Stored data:
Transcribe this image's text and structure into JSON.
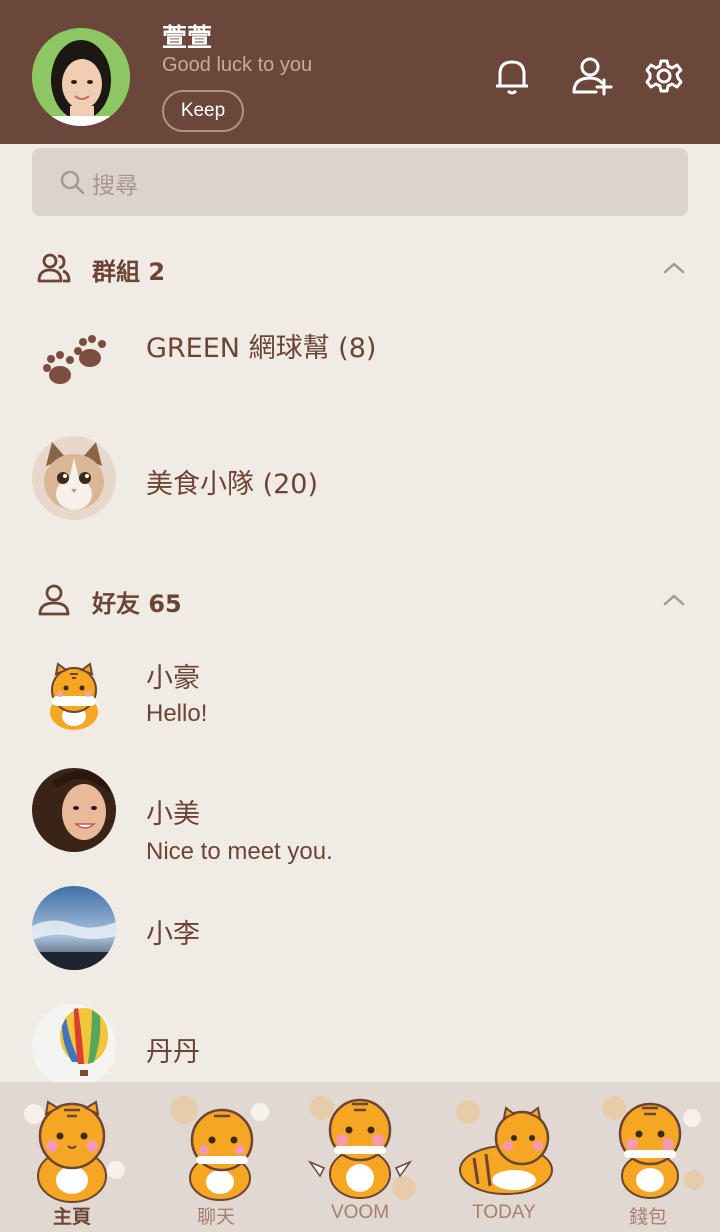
{
  "profile": {
    "name": "萱萱",
    "status": "Good luck to you",
    "keep_label": "Keep"
  },
  "search": {
    "placeholder": "搜尋"
  },
  "groups": {
    "title": "群組 2",
    "items": [
      {
        "name": "GREEN 網球幫 (8)"
      },
      {
        "name": "美食小隊 (20)"
      }
    ]
  },
  "friends": {
    "title": "好友 65",
    "items": [
      {
        "name": "小豪",
        "message": "Hello!"
      },
      {
        "name": "小美",
        "message": "Nice to meet you."
      },
      {
        "name": "小李",
        "message": ""
      },
      {
        "name": "丹丹",
        "message": ""
      }
    ]
  },
  "nav": {
    "items": [
      {
        "label": "主頁",
        "active": true
      },
      {
        "label": "聊天",
        "active": false
      },
      {
        "label": "VOOM",
        "active": false
      },
      {
        "label": "TODAY",
        "active": false
      },
      {
        "label": "錢包",
        "active": false
      }
    ]
  },
  "colors": {
    "header_bg": "#6b473b",
    "body_bg": "#f1ebe6",
    "text_brown": "#6b4436",
    "tiger_orange": "#f5a623"
  }
}
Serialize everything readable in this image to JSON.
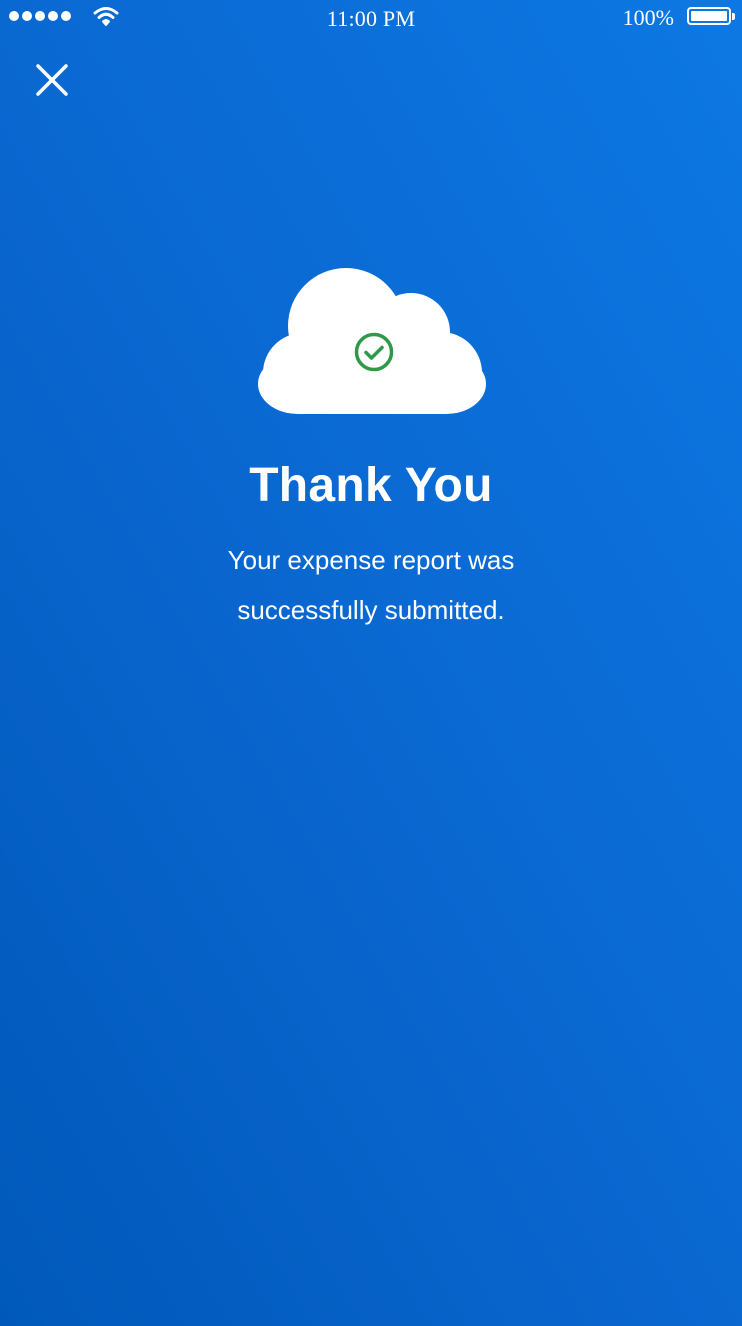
{
  "status_bar": {
    "time": "11:00 PM",
    "battery_percent": "100%",
    "signal_bars": 5,
    "wifi_icon": "wifi-icon",
    "battery_icon": "battery-full-icon"
  },
  "header": {
    "close_icon": "close-icon"
  },
  "illustration": {
    "cloud_icon": "cloud-icon",
    "check_icon": "check-circle-icon",
    "check_color": "#2e9a47"
  },
  "content": {
    "title": "Thank You",
    "message_line1": "Your expense report was",
    "message_line2": "successfully submitted."
  },
  "colors": {
    "background_start": "#0059ba",
    "background_end": "#0d78e3",
    "foreground": "#ffffff"
  }
}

→ Short task: Set down the lines of the records above exactly, apart from the pictures.

→ Result of the exercise:
Transcribe this image's text and structure into JSON.
{
  "profile": {
    "name": "萱萱",
    "status": "Good luck to you",
    "keep_label": "Keep"
  },
  "search": {
    "placeholder": "搜尋"
  },
  "groups": {
    "title": "群組 2",
    "items": [
      {
        "name": "GREEN 網球幫 (8)"
      },
      {
        "name": "美食小隊 (20)"
      }
    ]
  },
  "friends": {
    "title": "好友 65",
    "items": [
      {
        "name": "小豪",
        "message": "Hello!"
      },
      {
        "name": "小美",
        "message": "Nice to meet you."
      },
      {
        "name": "小李",
        "message": ""
      },
      {
        "name": "丹丹",
        "message": ""
      }
    ]
  },
  "nav": {
    "items": [
      {
        "label": "主頁",
        "active": true
      },
      {
        "label": "聊天",
        "active": false
      },
      {
        "label": "VOOM",
        "active": false
      },
      {
        "label": "TODAY",
        "active": false
      },
      {
        "label": "錢包",
        "active": false
      }
    ]
  },
  "colors": {
    "header_bg": "#6b473b",
    "body_bg": "#f1ebe6",
    "text_brown": "#6b4436",
    "tiger_orange": "#f5a623"
  }
}
Serialize everything readable in this image to JSON.
{
  "status_bar": {
    "time": "11:00 PM",
    "battery_percent": "100%",
    "signal_bars": 5,
    "wifi_icon": "wifi-icon",
    "battery_icon": "battery-full-icon"
  },
  "header": {
    "close_icon": "close-icon"
  },
  "illustration": {
    "cloud_icon": "cloud-icon",
    "check_icon": "check-circle-icon",
    "check_color": "#2e9a47"
  },
  "content": {
    "title": "Thank You",
    "message_line1": "Your expense report was",
    "message_line2": "successfully submitted."
  },
  "colors": {
    "background_start": "#0059ba",
    "background_end": "#0d78e3",
    "foreground": "#ffffff"
  }
}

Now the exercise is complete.